* START RECORDS FOR PROCESSING *
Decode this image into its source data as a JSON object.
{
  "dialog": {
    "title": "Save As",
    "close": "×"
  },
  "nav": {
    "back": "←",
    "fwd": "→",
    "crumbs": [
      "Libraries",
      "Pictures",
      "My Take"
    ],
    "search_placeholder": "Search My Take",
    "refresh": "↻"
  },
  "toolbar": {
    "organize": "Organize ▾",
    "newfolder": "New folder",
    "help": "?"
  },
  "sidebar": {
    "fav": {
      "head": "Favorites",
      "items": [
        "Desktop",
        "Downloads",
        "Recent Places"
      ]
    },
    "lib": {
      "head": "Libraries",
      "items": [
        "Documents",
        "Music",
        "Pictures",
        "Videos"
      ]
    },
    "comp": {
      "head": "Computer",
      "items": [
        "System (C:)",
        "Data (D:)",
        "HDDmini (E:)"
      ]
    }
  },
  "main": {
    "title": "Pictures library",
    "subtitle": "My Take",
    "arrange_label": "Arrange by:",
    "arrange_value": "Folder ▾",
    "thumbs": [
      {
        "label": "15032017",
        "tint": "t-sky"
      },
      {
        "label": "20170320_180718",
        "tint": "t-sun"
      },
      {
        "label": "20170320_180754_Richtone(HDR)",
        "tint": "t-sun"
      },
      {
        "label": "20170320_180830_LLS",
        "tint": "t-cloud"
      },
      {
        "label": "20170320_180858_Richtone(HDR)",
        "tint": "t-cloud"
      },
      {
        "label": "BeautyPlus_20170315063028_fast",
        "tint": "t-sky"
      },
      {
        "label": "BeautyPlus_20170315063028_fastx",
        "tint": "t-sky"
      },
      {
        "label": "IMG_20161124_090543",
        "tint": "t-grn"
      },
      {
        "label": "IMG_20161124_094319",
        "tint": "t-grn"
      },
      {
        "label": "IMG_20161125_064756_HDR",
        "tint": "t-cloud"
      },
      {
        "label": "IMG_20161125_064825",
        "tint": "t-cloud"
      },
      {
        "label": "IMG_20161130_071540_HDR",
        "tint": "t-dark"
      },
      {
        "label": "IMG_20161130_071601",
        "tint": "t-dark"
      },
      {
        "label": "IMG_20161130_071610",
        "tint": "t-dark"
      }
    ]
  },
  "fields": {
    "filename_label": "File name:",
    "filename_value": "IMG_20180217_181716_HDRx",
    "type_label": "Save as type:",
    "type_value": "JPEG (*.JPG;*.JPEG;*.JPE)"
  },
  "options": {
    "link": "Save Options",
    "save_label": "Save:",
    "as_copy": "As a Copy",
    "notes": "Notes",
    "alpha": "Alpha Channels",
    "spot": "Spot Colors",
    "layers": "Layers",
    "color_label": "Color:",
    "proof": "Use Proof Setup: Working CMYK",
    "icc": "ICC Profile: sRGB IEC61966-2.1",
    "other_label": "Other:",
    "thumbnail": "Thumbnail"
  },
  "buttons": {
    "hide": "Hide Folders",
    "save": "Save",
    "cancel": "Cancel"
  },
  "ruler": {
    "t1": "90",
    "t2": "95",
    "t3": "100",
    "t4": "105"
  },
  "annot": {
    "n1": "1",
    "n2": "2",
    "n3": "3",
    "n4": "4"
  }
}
* END RECORDS FOR PROCESSING *
Return what is listed above, exactly and completely.

ANSWER TO THE TASK:
Decode this image into its source data as a JSON object.
{
  "dialog": {
    "title": "Save As",
    "close": "×"
  },
  "nav": {
    "back": "←",
    "fwd": "→",
    "crumbs": [
      "Libraries",
      "Pictures",
      "My Take"
    ],
    "search_placeholder": "Search My Take",
    "refresh": "↻"
  },
  "toolbar": {
    "organize": "Organize ▾",
    "newfolder": "New folder",
    "help": "?"
  },
  "sidebar": {
    "fav": {
      "head": "Favorites",
      "items": [
        "Desktop",
        "Downloads",
        "Recent Places"
      ]
    },
    "lib": {
      "head": "Libraries",
      "items": [
        "Documents",
        "Music",
        "Pictures",
        "Videos"
      ]
    },
    "comp": {
      "head": "Computer",
      "items": [
        "System (C:)",
        "Data (D:)",
        "HDDmini (E:)"
      ]
    }
  },
  "main": {
    "title": "Pictures library",
    "subtitle": "My Take",
    "arrange_label": "Arrange by:",
    "arrange_value": "Folder ▾",
    "thumbs": [
      {
        "label": "15032017",
        "tint": "t-sky"
      },
      {
        "label": "20170320_180718",
        "tint": "t-sun"
      },
      {
        "label": "20170320_180754_Richtone(HDR)",
        "tint": "t-sun"
      },
      {
        "label": "20170320_180830_LLS",
        "tint": "t-cloud"
      },
      {
        "label": "20170320_180858_Richtone(HDR)",
        "tint": "t-cloud"
      },
      {
        "label": "BeautyPlus_20170315063028_fast",
        "tint": "t-sky"
      },
      {
        "label": "BeautyPlus_20170315063028_fastx",
        "tint": "t-sky"
      },
      {
        "label": "IMG_20161124_090543",
        "tint": "t-grn"
      },
      {
        "label": "IMG_20161124_094319",
        "tint": "t-grn"
      },
      {
        "label": "IMG_20161125_064756_HDR",
        "tint": "t-cloud"
      },
      {
        "label": "IMG_20161125_064825",
        "tint": "t-cloud"
      },
      {
        "label": "IMG_20161130_071540_HDR",
        "tint": "t-dark"
      },
      {
        "label": "IMG_20161130_071601",
        "tint": "t-dark"
      },
      {
        "label": "IMG_20161130_071610",
        "tint": "t-dark"
      }
    ]
  },
  "fields": {
    "filename_label": "File name:",
    "filename_value": "IMG_20180217_181716_HDRx",
    "type_label": "Save as type:",
    "type_value": "JPEG (*.JPG;*.JPEG;*.JPE)"
  },
  "options": {
    "link": "Save Options",
    "save_label": "Save:",
    "as_copy": "As a Copy",
    "notes": "Notes",
    "alpha": "Alpha Channels",
    "spot": "Spot Colors",
    "layers": "Layers",
    "color_label": "Color:",
    "proof": "Use Proof Setup: Working CMYK",
    "icc": "ICC Profile: sRGB IEC61966-2.1",
    "other_label": "Other:",
    "thumbnail": "Thumbnail"
  },
  "buttons": {
    "hide": "Hide Folders",
    "save": "Save",
    "cancel": "Cancel"
  },
  "ruler": {
    "t1": "90",
    "t2": "95",
    "t3": "100",
    "t4": "105"
  },
  "annot": {
    "n1": "1",
    "n2": "2",
    "n3": "3",
    "n4": "4"
  }
}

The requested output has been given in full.